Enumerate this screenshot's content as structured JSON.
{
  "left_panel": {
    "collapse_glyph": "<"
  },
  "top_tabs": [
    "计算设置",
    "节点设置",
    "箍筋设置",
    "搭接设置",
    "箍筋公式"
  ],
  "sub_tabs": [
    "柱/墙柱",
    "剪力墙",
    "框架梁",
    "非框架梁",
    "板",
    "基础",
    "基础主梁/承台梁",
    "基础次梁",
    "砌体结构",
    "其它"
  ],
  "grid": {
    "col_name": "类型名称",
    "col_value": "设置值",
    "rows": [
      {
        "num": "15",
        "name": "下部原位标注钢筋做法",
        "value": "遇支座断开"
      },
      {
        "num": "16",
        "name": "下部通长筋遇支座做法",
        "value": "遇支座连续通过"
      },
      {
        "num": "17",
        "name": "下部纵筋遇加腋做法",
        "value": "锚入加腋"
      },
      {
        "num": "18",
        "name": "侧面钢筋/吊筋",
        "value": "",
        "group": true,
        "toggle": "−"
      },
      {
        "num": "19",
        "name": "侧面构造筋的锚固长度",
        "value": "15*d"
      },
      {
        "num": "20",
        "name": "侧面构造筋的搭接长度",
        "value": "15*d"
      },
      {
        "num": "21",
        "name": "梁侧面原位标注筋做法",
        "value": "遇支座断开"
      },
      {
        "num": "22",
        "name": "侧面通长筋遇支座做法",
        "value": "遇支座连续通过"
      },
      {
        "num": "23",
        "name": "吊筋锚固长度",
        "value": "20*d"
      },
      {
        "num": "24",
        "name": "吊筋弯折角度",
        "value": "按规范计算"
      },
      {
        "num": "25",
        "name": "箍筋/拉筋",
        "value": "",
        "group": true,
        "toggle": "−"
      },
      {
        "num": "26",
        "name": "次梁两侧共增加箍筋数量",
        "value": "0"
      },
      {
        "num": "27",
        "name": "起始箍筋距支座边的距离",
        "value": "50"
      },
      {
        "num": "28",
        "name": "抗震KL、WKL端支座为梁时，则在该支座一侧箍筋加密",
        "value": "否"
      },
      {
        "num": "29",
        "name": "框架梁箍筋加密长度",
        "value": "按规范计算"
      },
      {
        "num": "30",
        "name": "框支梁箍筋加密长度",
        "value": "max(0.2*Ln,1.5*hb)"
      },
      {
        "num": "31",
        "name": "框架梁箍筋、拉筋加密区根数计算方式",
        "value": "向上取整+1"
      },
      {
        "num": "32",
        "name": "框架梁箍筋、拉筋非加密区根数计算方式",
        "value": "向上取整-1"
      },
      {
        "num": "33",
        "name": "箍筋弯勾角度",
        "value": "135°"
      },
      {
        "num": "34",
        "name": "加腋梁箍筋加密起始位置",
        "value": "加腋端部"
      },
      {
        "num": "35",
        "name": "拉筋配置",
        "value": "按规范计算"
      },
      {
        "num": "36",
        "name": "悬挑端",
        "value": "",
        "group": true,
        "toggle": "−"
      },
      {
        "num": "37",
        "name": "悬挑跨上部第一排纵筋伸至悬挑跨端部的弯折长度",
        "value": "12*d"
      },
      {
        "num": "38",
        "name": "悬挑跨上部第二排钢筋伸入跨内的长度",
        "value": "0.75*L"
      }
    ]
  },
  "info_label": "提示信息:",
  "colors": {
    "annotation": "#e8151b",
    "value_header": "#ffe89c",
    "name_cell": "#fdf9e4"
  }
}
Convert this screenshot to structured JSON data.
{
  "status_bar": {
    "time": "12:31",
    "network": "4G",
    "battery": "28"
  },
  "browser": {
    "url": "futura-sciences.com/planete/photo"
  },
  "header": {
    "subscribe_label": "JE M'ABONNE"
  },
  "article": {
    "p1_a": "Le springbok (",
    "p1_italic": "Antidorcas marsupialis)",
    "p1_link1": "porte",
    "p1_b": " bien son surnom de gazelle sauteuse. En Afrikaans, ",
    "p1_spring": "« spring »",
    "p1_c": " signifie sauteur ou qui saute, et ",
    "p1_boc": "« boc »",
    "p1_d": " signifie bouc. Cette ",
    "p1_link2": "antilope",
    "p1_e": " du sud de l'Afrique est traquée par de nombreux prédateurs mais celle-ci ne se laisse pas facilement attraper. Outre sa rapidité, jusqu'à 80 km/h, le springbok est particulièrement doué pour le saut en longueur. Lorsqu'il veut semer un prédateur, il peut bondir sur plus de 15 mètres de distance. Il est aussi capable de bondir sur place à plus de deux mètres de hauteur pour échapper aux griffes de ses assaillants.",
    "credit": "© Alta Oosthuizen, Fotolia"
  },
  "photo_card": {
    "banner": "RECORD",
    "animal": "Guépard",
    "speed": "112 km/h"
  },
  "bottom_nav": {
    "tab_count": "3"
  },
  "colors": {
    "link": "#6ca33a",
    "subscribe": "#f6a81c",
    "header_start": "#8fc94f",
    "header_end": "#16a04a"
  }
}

* * * * *

» THE EXERCISE
Transcribe each entry exactly.

» RESULT BELOW
Enumerate this screenshot's content as structured JSON.
{
  "left_panel": {
    "collapse_glyph": "<"
  },
  "top_tabs": [
    "计算设置",
    "节点设置",
    "箍筋设置",
    "搭接设置",
    "箍筋公式"
  ],
  "sub_tabs": [
    "柱/墙柱",
    "剪力墙",
    "框架梁",
    "非框架梁",
    "板",
    "基础",
    "基础主梁/承台梁",
    "基础次梁",
    "砌体结构",
    "其它"
  ],
  "grid": {
    "col_name": "类型名称",
    "col_value": "设置值",
    "rows": [
      {
        "num": "15",
        "name": "下部原位标注钢筋做法",
        "value": "遇支座断开"
      },
      {
        "num": "16",
        "name": "下部通长筋遇支座做法",
        "value": "遇支座连续通过"
      },
      {
        "num": "17",
        "name": "下部纵筋遇加腋做法",
        "value": "锚入加腋"
      },
      {
        "num": "18",
        "name": "侧面钢筋/吊筋",
        "value": "",
        "group": true,
        "toggle": "−"
      },
      {
        "num": "19",
        "name": "侧面构造筋的锚固长度",
        "value": "15*d"
      },
      {
        "num": "20",
        "name": "侧面构造筋的搭接长度",
        "value": "15*d"
      },
      {
        "num": "21",
        "name": "梁侧面原位标注筋做法",
        "value": "遇支座断开"
      },
      {
        "num": "22",
        "name": "侧面通长筋遇支座做法",
        "value": "遇支座连续通过"
      },
      {
        "num": "23",
        "name": "吊筋锚固长度",
        "value": "20*d"
      },
      {
        "num": "24",
        "name": "吊筋弯折角度",
        "value": "按规范计算"
      },
      {
        "num": "25",
        "name": "箍筋/拉筋",
        "value": "",
        "group": true,
        "toggle": "−"
      },
      {
        "num": "26",
        "name": "次梁两侧共增加箍筋数量",
        "value": "0"
      },
      {
        "num": "27",
        "name": "起始箍筋距支座边的距离",
        "value": "50"
      },
      {
        "num": "28",
        "name": "抗震KL、WKL端支座为梁时，则在该支座一侧箍筋加密",
        "value": "否"
      },
      {
        "num": "29",
        "name": "框架梁箍筋加密长度",
        "value": "按规范计算"
      },
      {
        "num": "30",
        "name": "框支梁箍筋加密长度",
        "value": "max(0.2*Ln,1.5*hb)"
      },
      {
        "num": "31",
        "name": "框架梁箍筋、拉筋加密区根数计算方式",
        "value": "向上取整+1"
      },
      {
        "num": "32",
        "name": "框架梁箍筋、拉筋非加密区根数计算方式",
        "value": "向上取整-1"
      },
      {
        "num": "33",
        "name": "箍筋弯勾角度",
        "value": "135°"
      },
      {
        "num": "34",
        "name": "加腋梁箍筋加密起始位置",
        "value": "加腋端部"
      },
      {
        "num": "35",
        "name": "拉筋配置",
        "value": "按规范计算"
      },
      {
        "num": "36",
        "name": "悬挑端",
        "value": "",
        "group": true,
        "toggle": "−"
      },
      {
        "num": "37",
        "name": "悬挑跨上部第一排纵筋伸至悬挑跨端部的弯折长度",
        "value": "12*d"
      },
      {
        "num": "38",
        "name": "悬挑跨上部第二排钢筋伸入跨内的长度",
        "value": "0.75*L"
      }
    ]
  },
  "info_label": "提示信息:",
  "colors": {
    "annotation": "#e8151b",
    "value_header": "#ffe89c",
    "name_cell": "#fdf9e4"
  }
}
Convert this screenshot to structured JSON data.
{
  "status_bar": {
    "time": "12:31",
    "network": "4G",
    "battery": "28"
  },
  "browser": {
    "url": "futura-sciences.com/planete/photo"
  },
  "header": {
    "subscribe_label": "JE M'ABONNE"
  },
  "article": {
    "p1_a": "Le springbok (",
    "p1_italic": "Antidorcas marsupialis)",
    "p1_link1": "porte",
    "p1_b": " bien son surnom de gazelle sauteuse. En Afrikaans, ",
    "p1_spring": "« spring »",
    "p1_c": " signifie sauteur ou qui saute, et ",
    "p1_boc": "« boc »",
    "p1_d": " signifie bouc. Cette ",
    "p1_link2": "antilope",
    "p1_e": " du sud de l'Afrique est traquée par de nombreux prédateurs mais celle-ci ne se laisse pas facilement attraper. Outre sa rapidité, jusqu'à 80 km/h, le springbok est particulièrement doué pour le saut en longueur. Lorsqu'il veut semer un prédateur, il peut bondir sur plus de 15 mètres de distance. Il est aussi capable de bondir sur place à plus de deux mètres de hauteur pour échapper aux griffes de ses assaillants.",
    "credit": "© Alta Oosthuizen, Fotolia"
  },
  "photo_card": {
    "banner": "RECORD",
    "animal": "Guépard",
    "speed": "112 km/h"
  },
  "bottom_nav": {
    "tab_count": "3"
  },
  "colors": {
    "link": "#6ca33a",
    "subscribe": "#f6a81c",
    "header_start": "#8fc94f",
    "header_end": "#16a04a"
  }
}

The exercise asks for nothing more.